Exercise objective ->
Copy every record exactly, and keep the pictures out.

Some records

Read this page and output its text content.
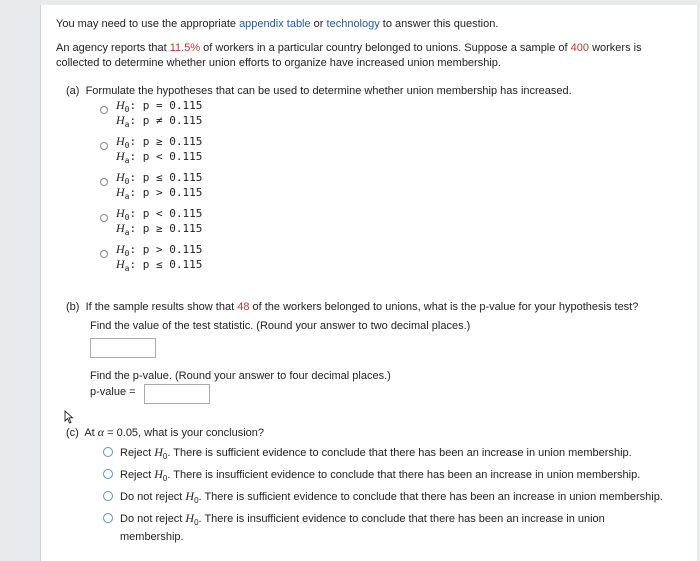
You may need to use the appropriate appendix table or technology to answer this question.
An agency reports that 11.5% of workers in a particular country belonged to unions. Suppose a sample of 400 workers is collected to determine whether union efforts to organize have increased union membership.
(a) Formulate the hypotheses that can be used to determine whether union membership has increased.
$H_0$: p = 0.115
$H_a$: p ≠ 0.115
$H_0$: p ≥ 0.115
$H_a$: p < 0.115
$H_0$: p ≤ 0.115
$H_a$: p > 0.115
$H_0$: p < 0.115
$H_a$: p ≥ 0.115
$H_0$: p > 0.115
$H_a$: p ≤ 0.115
(b) If the sample results show that 48 of the workers belonged to unions, what is the p-value for your hypothesis test?
Find the value of the test statistic. (Round your answer to two decimal places.)
Find the p-value. (Round your answer to four decimal places.)
p-value =
(c) At α = 0.05, what is your conclusion?
Reject $H_0$. There is sufficient evidence to conclude that there has been an increase in union membership.
Reject $H_0$. There is insufficient evidence to conclude that there has been an increase in union membership.
Do not reject $H_0$. There is sufficient evidence to conclude that there has been an increase in union membership.
Do not reject $H_0$. There is insufficient evidence to conclude that there has been an increase in union membership.
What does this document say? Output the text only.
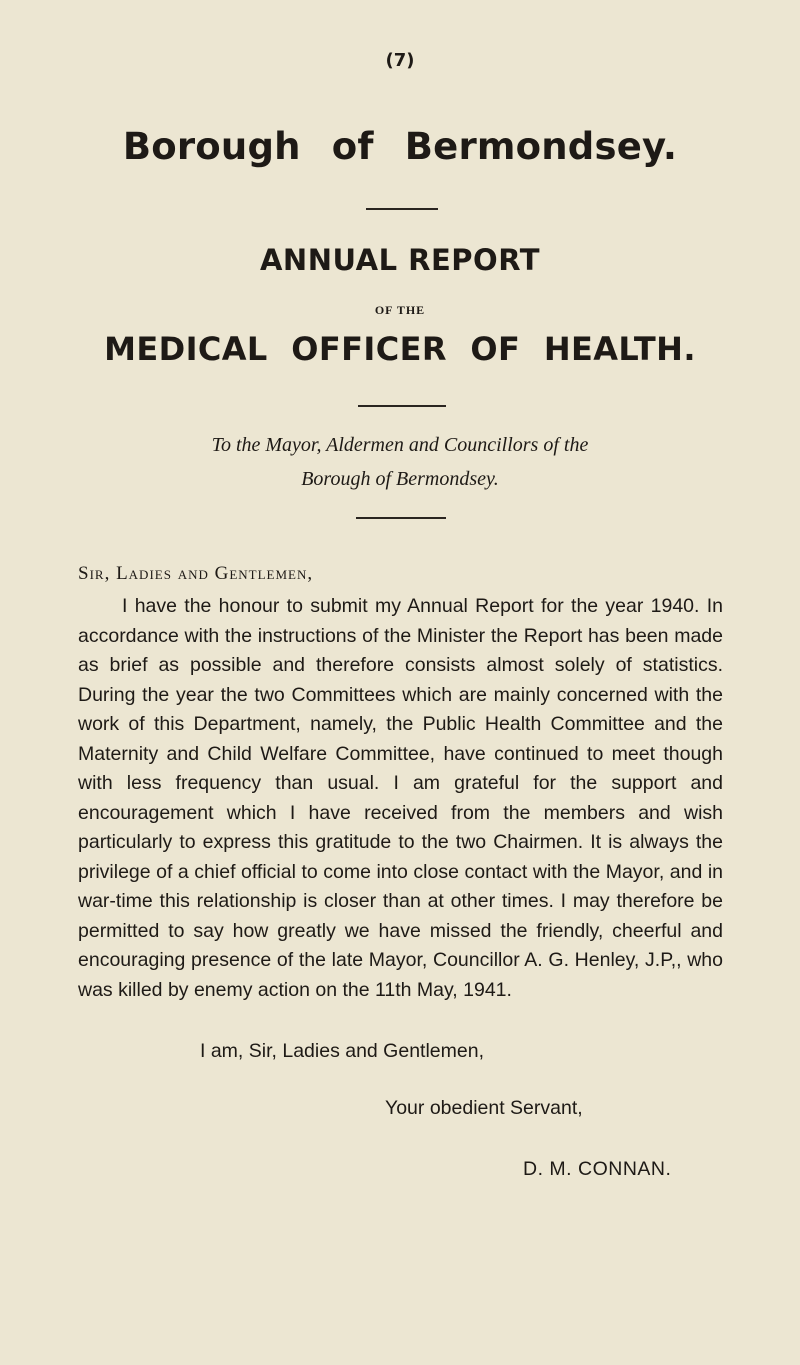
(7)
Borough of Bermondsey.
ANNUAL REPORT
OF THE
MEDICAL OFFICER OF HEALTH.
To the Mayor, Aldermen and Councillors of the
Borough of Bermondsey.
Sir, Ladies and Gentlemen,
I have the honour to submit my Annual Report for the year 1940. In accordance with the instructions of the Minister the Report has been made as brief as possible and therefore consists almost solely of statistics. During the year the two Committees which are mainly concerned with the work of this Department, namely, the Public Health Committee and the Maternity and Child Welfare Committee, have continued to meet though with less frequency than usual. I am grateful for the support and encouragement which I have received from the members and wish particularly to express this gratitude to the two Chairmen. It is always the privilege of a chief official to come into close contact with the Mayor, and in war-time this relationship is closer than at other times. I may therefore be permitted to say how greatly we have missed the friendly, cheerful and encouraging presence of the late Mayor, Councillor A. G. Henley, J.P,, who was killed by enemy action on the 11th May, 1941.
I am, Sir, Ladies and Gentlemen,
Your obedient Servant,
D. M. CONNAN.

Written reply ->
Read this page and output its text content.
You may need to use the appropriate appendix table or technology to answer this question.
An agency reports that 11.5% of workers in a particular country belonged to unions. Suppose a sample of 400 workers is collected to determine whether union efforts to organize have increased union membership.
(a) Formulate the hypotheses that can be used to determine whether union membership has increased.
$H_0$: p = 0.115
$H_a$: p ≠ 0.115
$H_0$: p ≥ 0.115
$H_a$: p < 0.115
$H_0$: p ≤ 0.115
$H_a$: p > 0.115
$H_0$: p < 0.115
$H_a$: p ≥ 0.115
$H_0$: p > 0.115
$H_a$: p ≤ 0.115
(b) If the sample results show that 48 of the workers belonged to unions, what is the p-value for your hypothesis test?
Find the value of the test statistic. (Round your answer to two decimal places.)
Find the p-value. (Round your answer to four decimal places.)
p-value =
(c) At α = 0.05, what is your conclusion?
Reject $H_0$. There is sufficient evidence to conclude that there has been an increase in union membership.
Reject $H_0$. There is insufficient evidence to conclude that there has been an increase in union membership.
Do not reject $H_0$. There is sufficient evidence to conclude that there has been an increase in union membership.
Do not reject $H_0$. There is insufficient evidence to conclude that there has been an increase in union membership.
What does this document say? Output the text only.
(7)
Borough of Bermondsey.
ANNUAL REPORT
OF THE
MEDICAL OFFICER OF HEALTH.
To the Mayor, Aldermen and Councillors of the
Borough of Bermondsey.
Sir, Ladies and Gentlemen,
I have the honour to submit my Annual Report for the year 1940. In accordance with the instructions of the Minister the Report has been made as brief as possible and therefore consists almost solely of statistics. During the year the two Committees which are mainly concerned with the work of this Department, namely, the Public Health Committee and the Maternity and Child Welfare Committee, have continued to meet though with less frequency than usual. I am grateful for the support and encouragement which I have received from the members and wish particularly to express this gratitude to the two Chairmen. It is always the privilege of a chief official to come into close contact with the Mayor, and in war-time this relationship is closer than at other times. I may therefore be permitted to say how greatly we have missed the friendly, cheerful and encouraging presence of the late Mayor, Councillor A. G. Henley, J.P,, who was killed by enemy action on the 11th May, 1941.
I am, Sir, Ladies and Gentlemen,
Your obedient Servant,
D. M. CONNAN.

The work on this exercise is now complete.